- **PROMPT**
Retype the full set of records. Keep every character identical.

[Entries taken from a collection]
——

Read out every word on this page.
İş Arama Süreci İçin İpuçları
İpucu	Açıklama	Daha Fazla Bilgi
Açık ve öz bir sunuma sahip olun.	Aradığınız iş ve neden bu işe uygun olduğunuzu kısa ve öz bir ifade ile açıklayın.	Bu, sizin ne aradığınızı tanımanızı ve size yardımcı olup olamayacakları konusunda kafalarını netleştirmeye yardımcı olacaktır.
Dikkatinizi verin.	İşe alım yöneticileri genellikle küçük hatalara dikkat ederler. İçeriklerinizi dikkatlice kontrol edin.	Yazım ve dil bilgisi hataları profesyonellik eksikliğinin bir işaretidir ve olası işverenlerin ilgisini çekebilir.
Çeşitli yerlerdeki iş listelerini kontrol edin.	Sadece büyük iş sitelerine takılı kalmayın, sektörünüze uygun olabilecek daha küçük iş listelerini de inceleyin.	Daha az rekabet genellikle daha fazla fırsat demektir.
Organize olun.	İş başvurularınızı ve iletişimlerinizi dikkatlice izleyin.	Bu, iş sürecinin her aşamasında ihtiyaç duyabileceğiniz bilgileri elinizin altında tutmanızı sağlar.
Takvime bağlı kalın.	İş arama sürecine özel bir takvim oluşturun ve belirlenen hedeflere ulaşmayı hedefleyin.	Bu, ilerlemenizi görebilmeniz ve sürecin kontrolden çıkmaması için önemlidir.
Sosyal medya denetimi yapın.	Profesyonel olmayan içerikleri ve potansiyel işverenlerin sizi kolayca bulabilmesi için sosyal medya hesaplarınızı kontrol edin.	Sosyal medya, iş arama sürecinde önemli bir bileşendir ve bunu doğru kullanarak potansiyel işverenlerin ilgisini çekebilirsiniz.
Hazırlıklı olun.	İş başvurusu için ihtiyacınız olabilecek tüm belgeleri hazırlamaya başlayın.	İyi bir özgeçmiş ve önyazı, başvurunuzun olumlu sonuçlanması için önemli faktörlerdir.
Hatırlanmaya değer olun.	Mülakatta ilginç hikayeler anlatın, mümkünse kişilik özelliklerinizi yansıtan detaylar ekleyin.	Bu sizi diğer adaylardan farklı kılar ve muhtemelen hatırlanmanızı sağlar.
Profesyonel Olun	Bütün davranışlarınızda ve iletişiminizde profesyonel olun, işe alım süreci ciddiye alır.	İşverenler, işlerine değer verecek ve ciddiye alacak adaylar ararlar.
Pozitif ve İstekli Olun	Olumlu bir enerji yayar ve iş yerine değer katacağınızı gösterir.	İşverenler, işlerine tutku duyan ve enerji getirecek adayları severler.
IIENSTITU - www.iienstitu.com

——

- **TASK ANSWER**
Read out every word on this page.
İş Arama Süreci İçin İpuçları
İpucu	Açıklama	Daha Fazla Bilgi
Açık ve öz bir sunuma sahip olun.	Aradığınız iş ve neden bu işe uygun olduğunuzu kısa ve öz bir ifade ile açıklayın.	Bu, sizin ne aradığınızı tanımanızı ve size yardımcı olup olamayacakları konusunda kafalarını netleştirmeye yardımcı olacaktır.
Dikkatinizi verin.	İşe alım yöneticileri genellikle küçük hatalara dikkat ederler. İçeriklerinizi dikkatlice kontrol edin.	Yazım ve dil bilgisi hataları profesyonellik eksikliğinin bir işaretidir ve olası işverenlerin ilgisini çekebilir.
Çeşitli yerlerdeki iş listelerini kontrol edin.	Sadece büyük iş sitelerine takılı kalmayın, sektörünüze uygun olabilecek daha küçük iş listelerini de inceleyin.	Daha az rekabet genellikle daha fazla fırsat demektir.
Organize olun.	İş başvurularınızı ve iletişimlerinizi dikkatlice izleyin.	Bu, iş sürecinin her aşamasında ihtiyaç duyabileceğiniz bilgileri elinizin altında tutmanızı sağlar.
Takvime bağlı kalın.	İş arama sürecine özel bir takvim oluşturun ve belirlenen hedeflere ulaşmayı hedefleyin.	Bu, ilerlemenizi görebilmeniz ve sürecin kontrolden çıkmaması için önemlidir.
Sosyal medya denetimi yapın.	Profesyonel olmayan içerikleri ve potansiyel işverenlerin sizi kolayca bulabilmesi için sosyal medya hesaplarınızı kontrol edin.	Sosyal medya, iş arama sürecinde önemli bir bileşendir ve bunu doğru kullanarak potansiyel işverenlerin ilgisini çekebilirsiniz.
Hazırlıklı olun.	İş başvurusu için ihtiyacınız olabilecek tüm belgeleri hazırlamaya başlayın.	İyi bir özgeçmiş ve önyazı, başvurunuzun olumlu sonuçlanması için önemli faktörlerdir.
Hatırlanmaya değer olun.	Mülakatta ilginç hikayeler anlatın, mümkünse kişilik özelliklerinizi yansıtan detaylar ekleyin.	Bu sizi diğer adaylardan farklı kılar ve muhtemelen hatırlanmanızı sağlar.
Profesyonel Olun	Bütün davranışlarınızda ve iletişiminizde profesyonel olun, işe alım süreci ciddiye alır.	İşverenler, işlerine değer verecek ve ciddiye alacak adaylar ararlar.
Pozitif ve İstekli Olun	Olumlu bir enerji yayar ve iş yerine değer katacağınızı gösterir.	İşverenler, işlerine tutku duyan ve enerji getirecek adayları severler.
IIENSTITU - www.iienstitu.com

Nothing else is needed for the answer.